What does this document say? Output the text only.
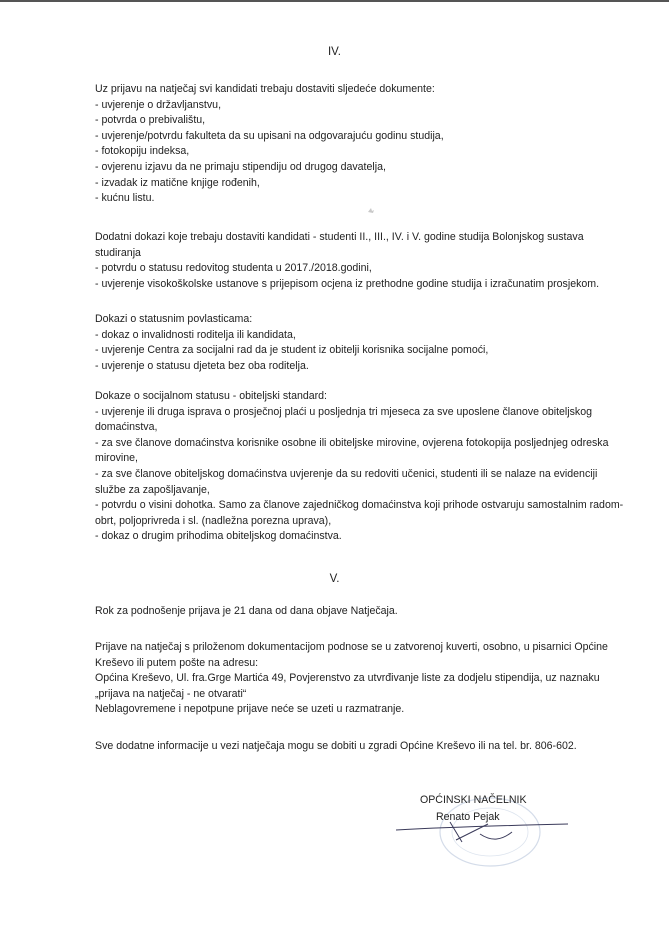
IV.
Uz prijavu na natječaj svi kandidati trebaju dostaviti sljedeće dokumente:
- uvjerenje o državljanstvu,
- potvrda o prebivalištu,
- uvjerenje/potvrdu fakulteta da su upisani na odgovarajuću godinu studija,
- fotokopiju indeksa,
- ovjerenu izjavu da ne primaju stipendiju od drugog davatelja,
- izvadak iz matične knjige rođenih,
- kućnu listu.
Dodatni dokazi koje trebaju dostaviti kandidati - studenti II., III., IV. i V. godine studija Bolonjskog sustava
studiranja
- potvrdu o statusu redovitog studenta u 2017./2018.godini,
- uvjerenje visokoškolske ustanove s prijepisom ocjena iz prethodne godine studija i izračunatim prosjekom.
Dokazi o statusnim povlasticama:
- dokaz o invalidnosti roditelja ili kandidata,
- uvjerenje Centra za socijalni rad da je student iz obitelji korisnika socijalne pomoći,
- uvjerenje o statusu djeteta bez oba roditelja.
Dokaze o socijalnom statusu - obiteljski standard:
- uvjerenje ili druga isprava o prosječnoj plaći u posljednja tri mjeseca za sve uposlene članove obiteljskog
domaćinstva,
- za sve članove domaćinstva korisnike osobne ili obiteljske mirovine, ovjerena fotokopija posljednjeg odreska
mirovine,
- za sve članove obiteljskog domaćinstva uvjerenje da su redoviti učenici, studenti ili se nalaze na evidenciji
službe za zapošljavanje,
- potvrdu o visini dohotka. Samo za članove zajedničkog domaćinstva koji prihode ostvaruju samostalnim radom-
obrt, poljoprivreda i sl. (nadležna porezna uprava),
- dokaz o drugim prihodima obiteljskog domaćinstva.
V.
Rok za podnošenje prijava je 21 dana od dana objave Natječaja.
Prijave na natječaj s priloženom dokumentacijom podnose se u zatvorenoj kuverti, osobno, u pisarnici Općine
Kreševo ili putem pošte na adresu:
Općina Kreševo, Ul. fra.Grge Martića 49, Povjerenstvo za utvrđivanje liste za dodjelu stipendija, uz naznaku
„prijava na natječaj - ne otvarati“
Neblagovremene i nepotpune prijave neće se uzeti u razmatranje.
Sve dodatne informacije u vezi natječaja mogu se dobiti u zgradi Općine Kreševo ili na tel. br. 806-602.
OPĆINSKI NAČELNIK
Renato Pejak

*WHAT THE EXERCISE ASKS*
Retype each record exactly as it stands, but do not include the pictures.

*RIGHT ANSWER*
What does this document say? Output the text only.
IV.
Uz prijavu na natječaj svi kandidati trebaju dostaviti sljedeće dokumente:
- uvjerenje o državljanstvu,
- potvrda o prebivalištu,
- uvjerenje/potvrdu fakulteta da su upisani na odgovarajuću godinu studija,
- fotokopiju indeksa,
- ovjerenu izjavu da ne primaju stipendiju od drugog davatelja,
- izvadak iz matične knjige rođenih,
- kućnu listu.
Dodatni dokazi koje trebaju dostaviti kandidati - studenti II., III., IV. i V. godine studija Bolonjskog sustava
studiranja
- potvrdu o statusu redovitog studenta u 2017./2018.godini,
- uvjerenje visokoškolske ustanove s prijepisom ocjena iz prethodne godine studija i izračunatim prosjekom.
Dokazi o statusnim povlasticama:
- dokaz o invalidnosti roditelja ili kandidata,
- uvjerenje Centra za socijalni rad da je student iz obitelji korisnika socijalne pomoći,
- uvjerenje o statusu djeteta bez oba roditelja.
Dokaze o socijalnom statusu - obiteljski standard:
- uvjerenje ili druga isprava o prosječnoj plaći u posljednja tri mjeseca za sve uposlene članove obiteljskog
domaćinstva,
- za sve članove domaćinstva korisnike osobne ili obiteljske mirovine, ovjerena fotokopija posljednjeg odreska
mirovine,
- za sve članove obiteljskog domaćinstva uvjerenje da su redoviti učenici, studenti ili se nalaze na evidenciji
službe za zapošljavanje,
- potvrdu o visini dohotka. Samo za članove zajedničkog domaćinstva koji prihode ostvaruju samostalnim radom-
obrt, poljoprivreda i sl. (nadležna porezna uprava),
- dokaz o drugim prihodima obiteljskog domaćinstva.
V.
Rok za podnošenje prijava je 21 dana od dana objave Natječaja.
Prijave na natječaj s priloženom dokumentacijom podnose se u zatvorenoj kuverti, osobno, u pisarnici Općine
Kreševo ili putem pošte na adresu:
Općina Kreševo, Ul. fra.Grge Martića 49, Povjerenstvo za utvrđivanje liste za dodjelu stipendija, uz naznaku
„prijava na natječaj - ne otvarati“
Neblagovremene i nepotpune prijave neće se uzeti u razmatranje.
Sve dodatne informacije u vezi natječaja mogu se dobiti u zgradi Općine Kreševo ili na tel. br. 806-602.
OPĆINSKI NAČELNIK
Renato Pejak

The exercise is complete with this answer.